* **OBJECTIVE**
Set down, exactly as written, the lines from the line holding "Type out the text in this image." to the end of the data, inclusive, skipping any pictures.

* **RECORDS TO PROCESS**
===============

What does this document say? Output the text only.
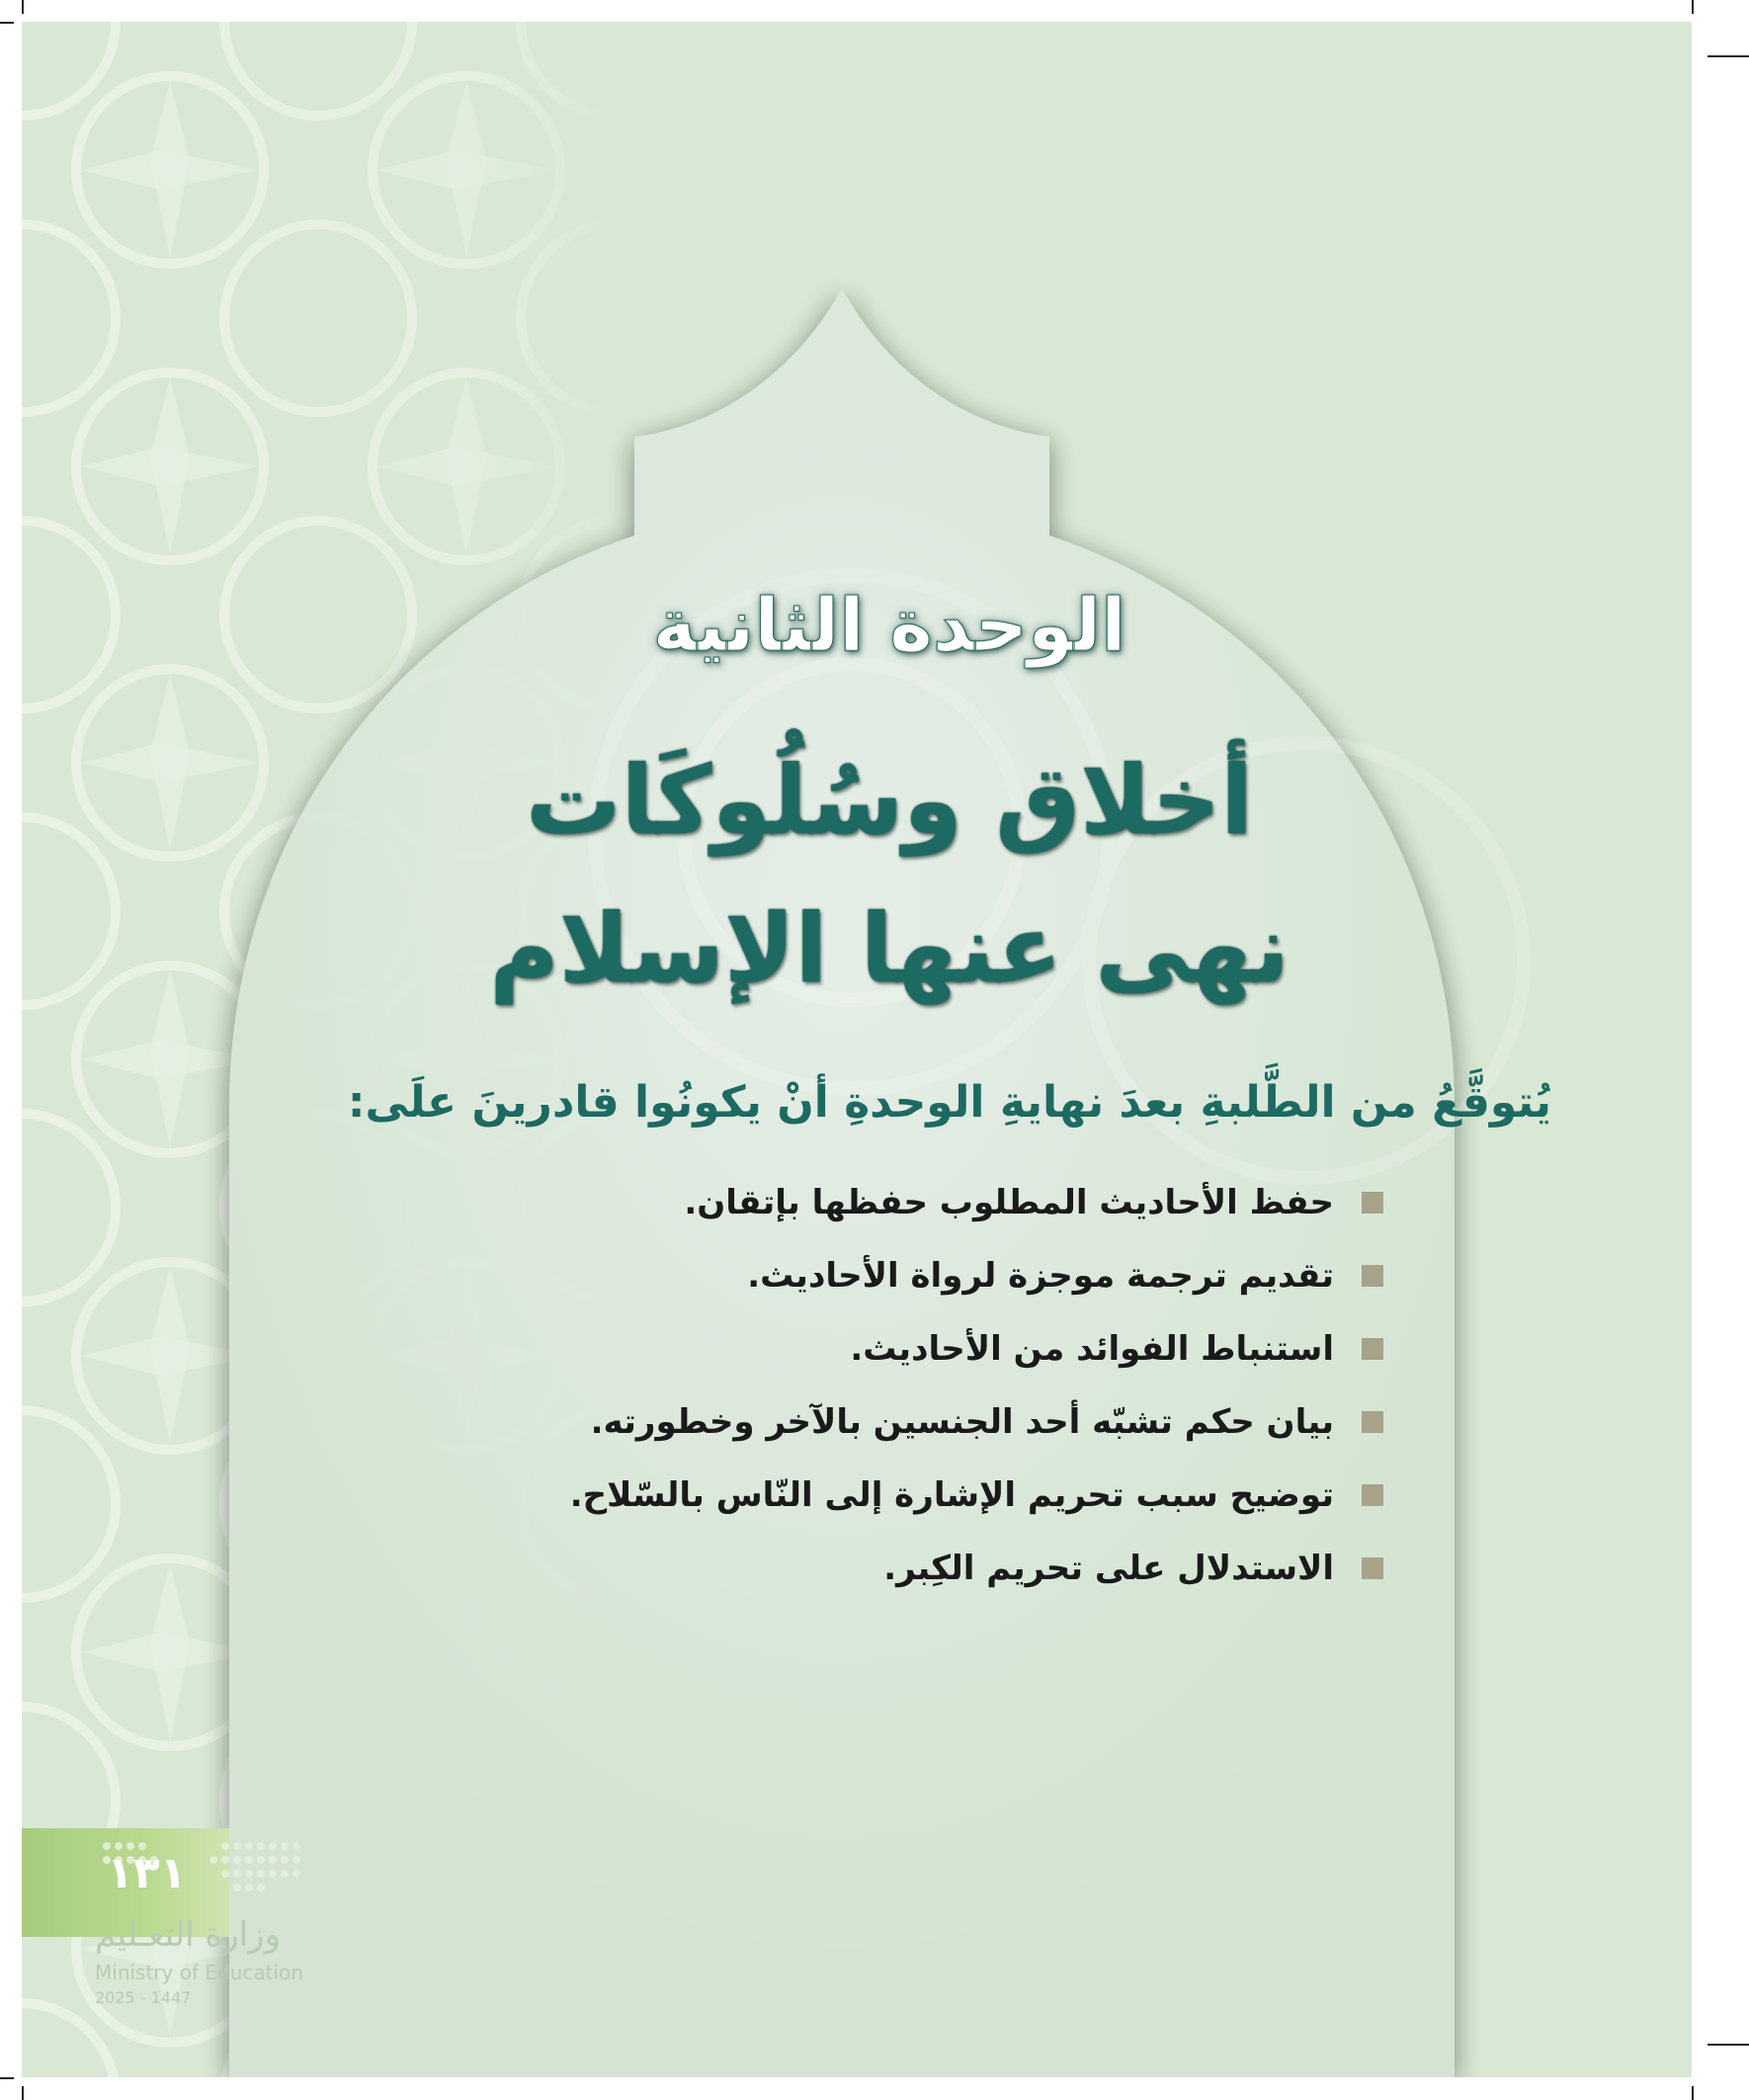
الوحدة الثانية
أخلاق وسُلُوكَات
نهى عنها الإسلام
يُتوقَّعُ من الطَّلبةِ بعدَ نهايةِ الوحدةِ أنْ يكونُوا قادرينَ علَى:
حفظ الأحاديث المطلوب حفظها بإتقان.
تقديم ترجمة موجزة لرواة الأحاديث.
استنباط الفوائد من الأحاديث.
بيان حكم تشبّه أحد الجنسين بالآخر وخطورته.
توضيح سبب تحريم الإشارة إلى النّاس بالسّلاح.
الاستدلال على تحريم الكِبر.
١٣١
وزارة التعـليم
Ministry of Education
2025 - 1447
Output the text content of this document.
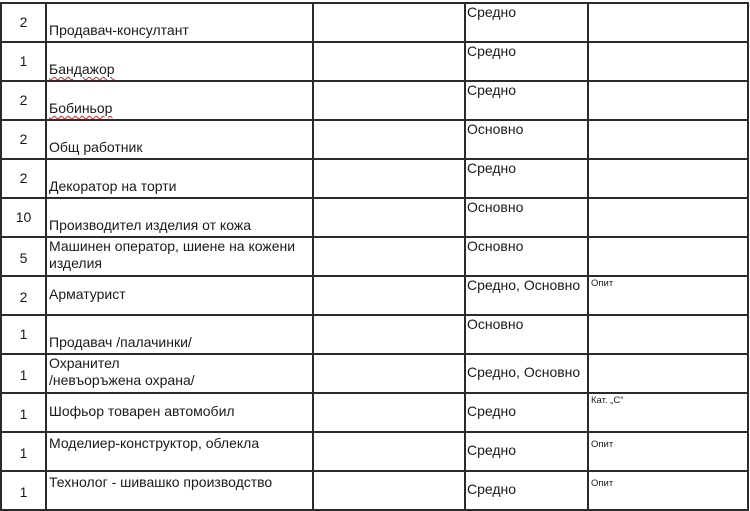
2	Продавач-консултант		Средно	

1	Бандажор		Средно	

2	Бобиньор		Средно	

2	Общ работник		Основно	

2	Декоратор на торти		Средно	

10	Производител изделия от кожа		Основно	

5	Машинен оператор, шиене на кожени
изделия		Основно	

2	Арматурист		Средно, Основно	Опит

1	Продавач /палачинки/		Основно	

1	Охранител
/невъоръжена охрана/		Средно, Основно	

1	Шофьор товарен автомобил		Средно	Кат. „С“

1	Моделиер-конструктор, облекла		Средно	Опит

1	Технолог - шивашко производство		Средно	Опит
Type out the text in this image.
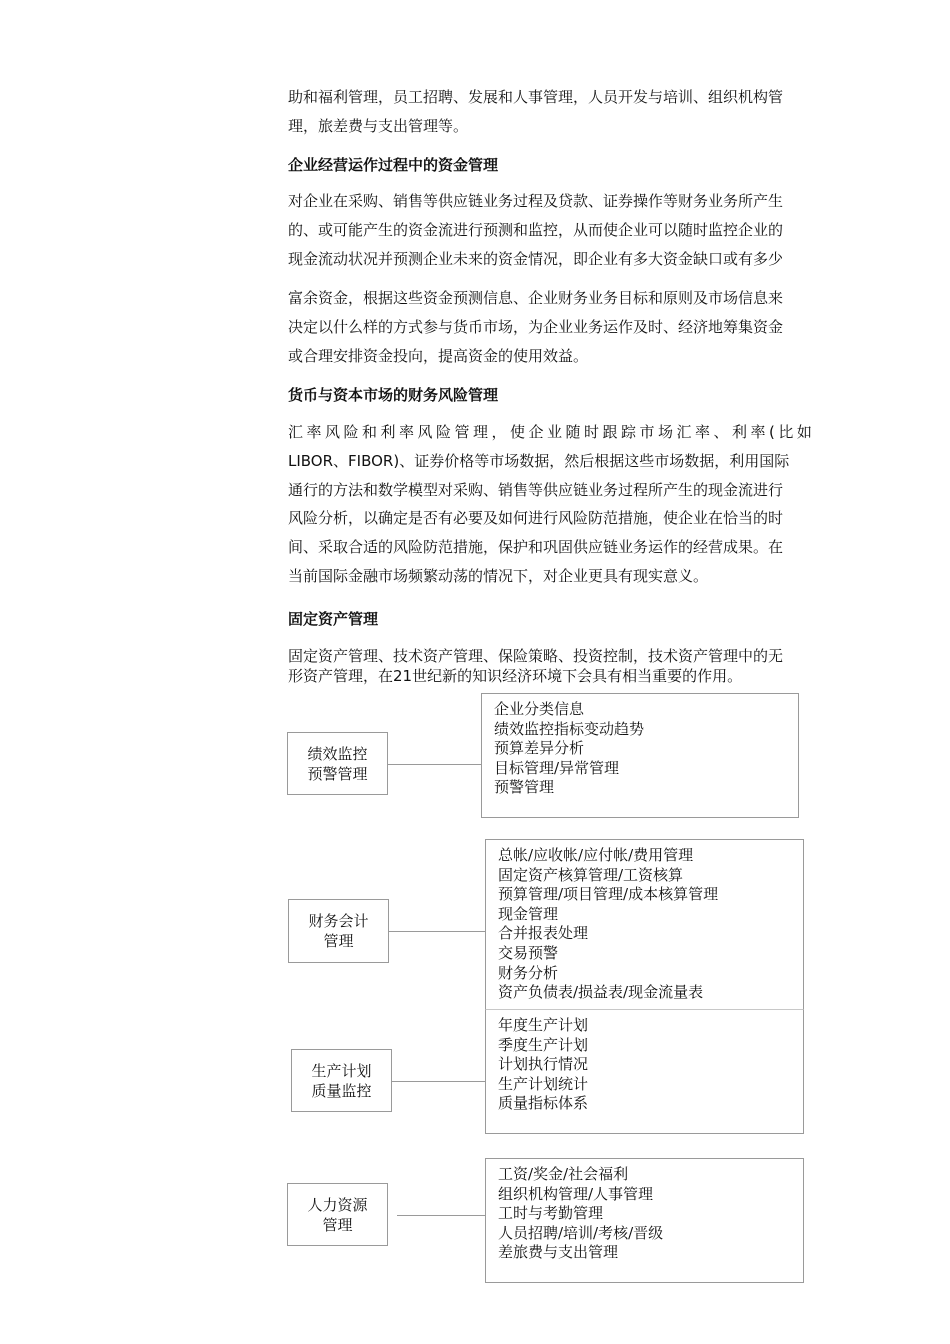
助和福利管理，员工招聘、发展和人事管理，人员开发与培训、组织机构管
理，旅差费与支出管理等。
企业经营运作过程中的资金管理
对企业在采购、销售等供应链业务过程及贷款、证券操作等财务业务所产生
的、或可能产生的资金流进行预测和监控，从而使企业可以随时监控企业的
现金流动状况并预测企业未来的资金情况，即企业有多大资金缺口或有多少
富余资金，根据这些资金预测信息、企业财务业务目标和原则及市场信息来
决定以什么样的方式参与货币市场，为企业业务运作及时、经济地筹集资金
或合理安排资金投向，提高资金的使用效益。
货币与资本市场的财务风险管理
汇率风险和利率风险管理，使企业随时跟踪市场汇率、利率(比如
LIBOR、FIBOR)、证券价格等市场数据，然后根据这些市场数据，利用国际
通行的方法和数学模型对采购、销售等供应链业务过程所产生的现金流进行
风险分析，以确定是否有必要及如何进行风险防范措施，使企业在恰当的时
间、采取合适的风险防范措施，保护和巩固供应链业务运作的经营成果。在
当前国际金融市场频繁动荡的情况下，对企业更具有现实意义。
固定资产管理
固定资产管理、技术资产管理、保险策略、投资控制，技术资产管理中的无
形资产管理，在21世纪新的知识经济环境下会具有相当重要的作用。
绩效监控
预警管理
企业分类信息
绩效监控指标变动趋势
预算差异分析
目标管理/异常管理
预警管理
财务会计
管理
总帐/应收帐/应付帐/费用管理
固定资产核算管理/工资核算
预算管理/项目管理/成本核算管理
现金管理
合并报表处理
交易预警
财务分析
资产负债表/损益表/现金流量表
生产计划
质量监控
年度生产计划
季度生产计划
计划执行情况
生产计划统计
质量指标体系
人力资源
管理
工资/奖金/社会福利
组织机构管理/人事管理
工时与考勤管理
人员招聘/培训/考核/晋级
差旅费与支出管理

===============

* **WRITTEN SOLUTION**
Type out the text in this image.
助和福利管理，员工招聘、发展和人事管理，人员开发与培训、组织机构管
理，旅差费与支出管理等。
企业经营运作过程中的资金管理
对企业在采购、销售等供应链业务过程及贷款、证券操作等财务业务所产生
的、或可能产生的资金流进行预测和监控，从而使企业可以随时监控企业的
现金流动状况并预测企业未来的资金情况，即企业有多大资金缺口或有多少
富余资金，根据这些资金预测信息、企业财务业务目标和原则及市场信息来
决定以什么样的方式参与货币市场，为企业业务运作及时、经济地筹集资金
或合理安排资金投向，提高资金的使用效益。
货币与资本市场的财务风险管理
汇率风险和利率风险管理，使企业随时跟踪市场汇率、利率(比如
LIBOR、FIBOR)、证券价格等市场数据，然后根据这些市场数据，利用国际
通行的方法和数学模型对采购、销售等供应链业务过程所产生的现金流进行
风险分析，以确定是否有必要及如何进行风险防范措施，使企业在恰当的时
间、采取合适的风险防范措施，保护和巩固供应链业务运作的经营成果。在
当前国际金融市场频繁动荡的情况下，对企业更具有现实意义。
固定资产管理
固定资产管理、技术资产管理、保险策略、投资控制，技术资产管理中的无
形资产管理，在21世纪新的知识经济环境下会具有相当重要的作用。
绩效监控
预警管理
企业分类信息
绩效监控指标变动趋势
预算差异分析
目标管理/异常管理
预警管理
财务会计
管理
总帐/应收帐/应付帐/费用管理
固定资产核算管理/工资核算
预算管理/项目管理/成本核算管理
现金管理
合并报表处理
交易预警
财务分析
资产负债表/损益表/现金流量表
生产计划
质量监控
年度生产计划
季度生产计划
计划执行情况
生产计划统计
质量指标体系
人力资源
管理
工资/奖金/社会福利
组织机构管理/人事管理
工时与考勤管理
人员招聘/培训/考核/晋级
差旅费与支出管理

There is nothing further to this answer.